Task statement
Copy each line holding the string "houses".

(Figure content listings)
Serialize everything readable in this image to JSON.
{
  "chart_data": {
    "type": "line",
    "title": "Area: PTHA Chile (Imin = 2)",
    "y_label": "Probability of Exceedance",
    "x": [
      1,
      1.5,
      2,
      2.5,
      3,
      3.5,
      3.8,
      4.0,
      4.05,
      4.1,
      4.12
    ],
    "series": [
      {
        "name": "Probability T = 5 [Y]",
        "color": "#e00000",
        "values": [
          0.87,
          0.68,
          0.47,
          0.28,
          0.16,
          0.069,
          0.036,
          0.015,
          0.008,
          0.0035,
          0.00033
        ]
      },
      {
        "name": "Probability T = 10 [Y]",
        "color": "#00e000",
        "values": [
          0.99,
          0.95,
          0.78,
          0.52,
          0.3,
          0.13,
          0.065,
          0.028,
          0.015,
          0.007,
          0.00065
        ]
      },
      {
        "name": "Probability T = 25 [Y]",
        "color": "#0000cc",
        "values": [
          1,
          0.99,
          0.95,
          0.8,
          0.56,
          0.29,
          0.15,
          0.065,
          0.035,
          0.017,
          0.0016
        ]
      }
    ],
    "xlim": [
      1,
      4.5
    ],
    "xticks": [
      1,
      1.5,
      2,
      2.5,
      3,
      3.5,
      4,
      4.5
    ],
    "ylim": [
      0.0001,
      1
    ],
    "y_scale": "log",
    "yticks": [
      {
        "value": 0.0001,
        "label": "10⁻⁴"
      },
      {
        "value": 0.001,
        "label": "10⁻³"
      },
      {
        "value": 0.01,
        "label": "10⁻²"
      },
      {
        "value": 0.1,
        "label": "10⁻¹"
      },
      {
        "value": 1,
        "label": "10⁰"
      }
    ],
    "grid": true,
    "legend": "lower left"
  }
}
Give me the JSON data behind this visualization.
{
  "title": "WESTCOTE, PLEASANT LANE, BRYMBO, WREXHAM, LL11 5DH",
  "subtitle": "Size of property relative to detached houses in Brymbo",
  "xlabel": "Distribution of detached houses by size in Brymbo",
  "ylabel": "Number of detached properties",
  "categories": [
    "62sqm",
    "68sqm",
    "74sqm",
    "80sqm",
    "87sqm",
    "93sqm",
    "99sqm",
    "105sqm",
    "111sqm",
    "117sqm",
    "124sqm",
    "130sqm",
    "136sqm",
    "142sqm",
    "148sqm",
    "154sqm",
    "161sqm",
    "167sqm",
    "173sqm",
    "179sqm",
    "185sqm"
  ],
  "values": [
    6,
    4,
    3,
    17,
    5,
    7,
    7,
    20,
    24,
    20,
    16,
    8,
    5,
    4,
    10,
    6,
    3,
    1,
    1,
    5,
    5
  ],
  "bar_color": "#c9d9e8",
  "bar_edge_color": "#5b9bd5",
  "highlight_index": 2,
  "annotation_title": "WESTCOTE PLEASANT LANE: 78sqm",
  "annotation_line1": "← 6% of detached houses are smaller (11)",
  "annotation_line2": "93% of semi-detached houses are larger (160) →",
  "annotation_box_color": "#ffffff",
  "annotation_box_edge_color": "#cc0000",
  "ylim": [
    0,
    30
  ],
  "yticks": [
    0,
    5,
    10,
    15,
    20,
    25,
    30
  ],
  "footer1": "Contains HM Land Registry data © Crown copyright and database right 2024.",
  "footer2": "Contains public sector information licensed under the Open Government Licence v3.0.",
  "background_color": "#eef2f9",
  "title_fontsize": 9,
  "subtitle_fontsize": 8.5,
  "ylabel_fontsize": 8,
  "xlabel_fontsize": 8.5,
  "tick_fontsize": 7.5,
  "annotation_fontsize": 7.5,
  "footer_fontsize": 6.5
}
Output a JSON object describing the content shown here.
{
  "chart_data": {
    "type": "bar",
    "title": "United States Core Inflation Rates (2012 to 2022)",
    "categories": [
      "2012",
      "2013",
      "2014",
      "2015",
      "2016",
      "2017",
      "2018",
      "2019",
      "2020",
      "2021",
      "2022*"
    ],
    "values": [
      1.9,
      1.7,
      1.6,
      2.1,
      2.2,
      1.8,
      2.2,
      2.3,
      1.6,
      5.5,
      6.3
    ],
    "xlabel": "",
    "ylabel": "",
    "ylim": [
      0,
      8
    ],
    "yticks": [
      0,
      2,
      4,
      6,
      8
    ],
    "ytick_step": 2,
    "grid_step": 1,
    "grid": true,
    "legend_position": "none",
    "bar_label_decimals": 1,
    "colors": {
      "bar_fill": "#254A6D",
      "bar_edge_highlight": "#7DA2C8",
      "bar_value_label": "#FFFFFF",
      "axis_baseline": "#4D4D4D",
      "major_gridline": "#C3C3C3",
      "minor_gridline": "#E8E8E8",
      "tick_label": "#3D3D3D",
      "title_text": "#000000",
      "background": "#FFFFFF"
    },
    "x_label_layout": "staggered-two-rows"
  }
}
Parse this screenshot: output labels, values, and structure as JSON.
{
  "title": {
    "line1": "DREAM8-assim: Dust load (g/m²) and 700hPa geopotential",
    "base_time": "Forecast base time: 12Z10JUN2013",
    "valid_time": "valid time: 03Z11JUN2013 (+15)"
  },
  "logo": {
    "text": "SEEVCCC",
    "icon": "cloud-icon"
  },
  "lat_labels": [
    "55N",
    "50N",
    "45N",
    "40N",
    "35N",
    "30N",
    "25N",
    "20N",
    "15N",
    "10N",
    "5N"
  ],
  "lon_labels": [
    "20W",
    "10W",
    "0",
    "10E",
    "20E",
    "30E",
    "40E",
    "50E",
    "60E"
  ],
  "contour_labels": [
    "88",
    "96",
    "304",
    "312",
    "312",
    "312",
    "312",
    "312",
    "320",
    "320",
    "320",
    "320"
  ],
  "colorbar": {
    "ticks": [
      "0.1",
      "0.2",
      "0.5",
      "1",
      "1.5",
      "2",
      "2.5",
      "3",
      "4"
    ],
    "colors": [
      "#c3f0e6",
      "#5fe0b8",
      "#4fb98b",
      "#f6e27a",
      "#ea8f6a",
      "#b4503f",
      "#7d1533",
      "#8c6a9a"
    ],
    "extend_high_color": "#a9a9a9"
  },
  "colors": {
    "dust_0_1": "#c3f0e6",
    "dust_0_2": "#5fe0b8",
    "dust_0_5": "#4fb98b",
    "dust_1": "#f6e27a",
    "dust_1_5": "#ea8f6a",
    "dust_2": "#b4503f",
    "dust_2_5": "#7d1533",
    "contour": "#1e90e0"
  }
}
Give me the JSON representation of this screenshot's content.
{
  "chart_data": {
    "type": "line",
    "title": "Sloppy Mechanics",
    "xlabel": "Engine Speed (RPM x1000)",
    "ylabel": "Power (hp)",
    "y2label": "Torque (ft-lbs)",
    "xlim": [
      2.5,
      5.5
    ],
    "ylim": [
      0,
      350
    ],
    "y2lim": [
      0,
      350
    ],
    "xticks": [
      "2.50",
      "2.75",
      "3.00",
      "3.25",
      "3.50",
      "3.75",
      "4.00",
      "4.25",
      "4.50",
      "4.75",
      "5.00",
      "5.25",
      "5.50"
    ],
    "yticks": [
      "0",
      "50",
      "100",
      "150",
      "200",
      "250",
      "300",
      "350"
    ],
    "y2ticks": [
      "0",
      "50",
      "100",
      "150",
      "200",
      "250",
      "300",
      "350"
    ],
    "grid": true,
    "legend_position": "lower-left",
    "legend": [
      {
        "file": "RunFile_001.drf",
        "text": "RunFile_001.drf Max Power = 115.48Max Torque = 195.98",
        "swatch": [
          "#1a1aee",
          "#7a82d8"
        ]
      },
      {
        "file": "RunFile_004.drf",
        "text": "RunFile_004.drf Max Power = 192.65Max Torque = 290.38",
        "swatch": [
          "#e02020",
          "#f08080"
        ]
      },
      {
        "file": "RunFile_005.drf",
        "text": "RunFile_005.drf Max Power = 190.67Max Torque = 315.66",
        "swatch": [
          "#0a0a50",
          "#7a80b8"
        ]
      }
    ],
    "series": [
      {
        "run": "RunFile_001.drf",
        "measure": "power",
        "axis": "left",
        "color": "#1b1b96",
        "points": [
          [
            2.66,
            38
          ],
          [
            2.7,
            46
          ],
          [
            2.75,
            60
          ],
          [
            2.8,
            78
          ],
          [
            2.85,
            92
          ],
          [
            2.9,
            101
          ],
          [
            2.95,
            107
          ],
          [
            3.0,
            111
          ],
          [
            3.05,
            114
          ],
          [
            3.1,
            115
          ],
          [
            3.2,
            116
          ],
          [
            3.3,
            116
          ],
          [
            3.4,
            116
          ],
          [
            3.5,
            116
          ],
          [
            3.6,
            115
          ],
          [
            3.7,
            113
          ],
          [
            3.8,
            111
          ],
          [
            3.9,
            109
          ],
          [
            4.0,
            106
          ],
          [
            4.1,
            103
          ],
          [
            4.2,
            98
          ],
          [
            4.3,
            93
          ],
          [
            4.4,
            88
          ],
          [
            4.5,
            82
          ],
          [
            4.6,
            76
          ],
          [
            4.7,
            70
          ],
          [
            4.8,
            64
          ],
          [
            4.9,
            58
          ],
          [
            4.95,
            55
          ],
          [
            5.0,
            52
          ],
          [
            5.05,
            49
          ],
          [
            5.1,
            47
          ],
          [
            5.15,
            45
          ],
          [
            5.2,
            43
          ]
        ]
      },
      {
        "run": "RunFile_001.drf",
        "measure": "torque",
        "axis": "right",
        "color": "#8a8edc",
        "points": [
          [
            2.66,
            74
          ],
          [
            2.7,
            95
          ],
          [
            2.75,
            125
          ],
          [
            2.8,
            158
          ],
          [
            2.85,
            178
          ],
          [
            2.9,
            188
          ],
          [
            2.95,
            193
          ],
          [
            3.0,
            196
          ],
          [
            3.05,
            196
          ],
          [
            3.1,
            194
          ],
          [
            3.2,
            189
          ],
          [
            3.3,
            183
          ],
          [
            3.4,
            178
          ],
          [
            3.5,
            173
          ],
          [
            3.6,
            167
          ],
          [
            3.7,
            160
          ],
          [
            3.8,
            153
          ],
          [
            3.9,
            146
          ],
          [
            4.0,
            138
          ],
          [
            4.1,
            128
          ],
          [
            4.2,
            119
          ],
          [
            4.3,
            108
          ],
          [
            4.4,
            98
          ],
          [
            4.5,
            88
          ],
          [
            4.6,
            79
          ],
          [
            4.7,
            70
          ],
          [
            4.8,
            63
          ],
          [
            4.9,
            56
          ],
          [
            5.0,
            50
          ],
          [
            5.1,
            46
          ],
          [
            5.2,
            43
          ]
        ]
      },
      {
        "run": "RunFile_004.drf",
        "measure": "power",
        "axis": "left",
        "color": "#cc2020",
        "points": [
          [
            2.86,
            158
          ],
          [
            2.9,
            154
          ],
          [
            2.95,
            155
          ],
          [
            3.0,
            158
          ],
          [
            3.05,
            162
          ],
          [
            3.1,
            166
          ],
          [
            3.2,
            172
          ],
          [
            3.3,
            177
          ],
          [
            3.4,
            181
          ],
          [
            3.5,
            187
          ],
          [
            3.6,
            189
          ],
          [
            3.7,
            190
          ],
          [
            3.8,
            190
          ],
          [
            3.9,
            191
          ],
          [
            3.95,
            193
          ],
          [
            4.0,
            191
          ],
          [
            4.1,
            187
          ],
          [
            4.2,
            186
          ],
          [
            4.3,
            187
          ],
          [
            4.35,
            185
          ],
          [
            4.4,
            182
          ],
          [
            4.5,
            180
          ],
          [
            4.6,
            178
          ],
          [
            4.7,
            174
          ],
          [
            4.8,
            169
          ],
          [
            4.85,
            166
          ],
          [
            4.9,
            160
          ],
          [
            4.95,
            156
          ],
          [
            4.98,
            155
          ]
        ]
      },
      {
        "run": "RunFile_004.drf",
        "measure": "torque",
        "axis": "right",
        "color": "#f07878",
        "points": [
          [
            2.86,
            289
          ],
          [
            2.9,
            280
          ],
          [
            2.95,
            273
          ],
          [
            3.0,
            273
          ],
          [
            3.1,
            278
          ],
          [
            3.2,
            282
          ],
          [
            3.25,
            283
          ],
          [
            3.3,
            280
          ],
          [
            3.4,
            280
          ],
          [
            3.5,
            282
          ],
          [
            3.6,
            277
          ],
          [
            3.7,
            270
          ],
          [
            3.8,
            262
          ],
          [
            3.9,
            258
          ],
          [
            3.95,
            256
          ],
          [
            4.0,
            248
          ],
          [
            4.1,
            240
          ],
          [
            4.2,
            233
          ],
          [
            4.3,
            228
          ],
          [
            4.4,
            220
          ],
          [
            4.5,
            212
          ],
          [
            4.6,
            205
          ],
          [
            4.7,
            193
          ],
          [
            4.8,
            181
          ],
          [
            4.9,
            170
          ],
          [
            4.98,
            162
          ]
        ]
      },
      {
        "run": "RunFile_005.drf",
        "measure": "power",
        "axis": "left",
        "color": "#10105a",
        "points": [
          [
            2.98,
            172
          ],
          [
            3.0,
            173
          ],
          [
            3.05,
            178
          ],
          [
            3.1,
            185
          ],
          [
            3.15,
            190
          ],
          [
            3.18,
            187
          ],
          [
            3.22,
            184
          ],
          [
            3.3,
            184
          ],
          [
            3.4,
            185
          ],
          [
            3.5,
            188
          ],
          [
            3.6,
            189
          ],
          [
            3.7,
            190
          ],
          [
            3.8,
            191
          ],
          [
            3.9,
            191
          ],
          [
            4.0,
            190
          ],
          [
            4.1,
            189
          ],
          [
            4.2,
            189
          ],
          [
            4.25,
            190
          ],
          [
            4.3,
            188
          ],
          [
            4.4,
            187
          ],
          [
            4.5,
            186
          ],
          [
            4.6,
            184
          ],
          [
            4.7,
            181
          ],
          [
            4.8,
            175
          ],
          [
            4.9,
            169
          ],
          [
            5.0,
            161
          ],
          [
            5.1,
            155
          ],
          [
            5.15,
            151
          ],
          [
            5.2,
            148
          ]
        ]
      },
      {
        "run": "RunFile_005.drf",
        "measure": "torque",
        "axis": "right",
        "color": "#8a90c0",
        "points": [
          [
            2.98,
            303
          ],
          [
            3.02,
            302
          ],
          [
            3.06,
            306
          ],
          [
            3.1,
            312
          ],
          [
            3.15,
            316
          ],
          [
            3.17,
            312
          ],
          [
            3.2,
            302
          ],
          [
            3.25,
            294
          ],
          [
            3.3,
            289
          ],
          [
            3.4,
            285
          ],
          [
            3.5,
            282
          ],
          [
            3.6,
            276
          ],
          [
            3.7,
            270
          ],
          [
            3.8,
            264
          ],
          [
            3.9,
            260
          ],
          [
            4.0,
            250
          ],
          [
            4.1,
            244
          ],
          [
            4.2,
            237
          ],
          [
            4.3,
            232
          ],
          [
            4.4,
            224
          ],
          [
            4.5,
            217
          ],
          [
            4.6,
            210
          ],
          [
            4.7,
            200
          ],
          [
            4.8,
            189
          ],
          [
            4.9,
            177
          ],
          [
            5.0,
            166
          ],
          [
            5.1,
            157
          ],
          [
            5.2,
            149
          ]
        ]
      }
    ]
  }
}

Task result
  "subtitle": "Size of property relative to detached houses in Brymbo",
  "xlabel": "Distribution of detached houses by size in Brymbo",
  "annotation_line1": "← 6% of detached houses are smaller (11)",
  "annotation_line2": "93% of semi-detached houses are larger (160) →",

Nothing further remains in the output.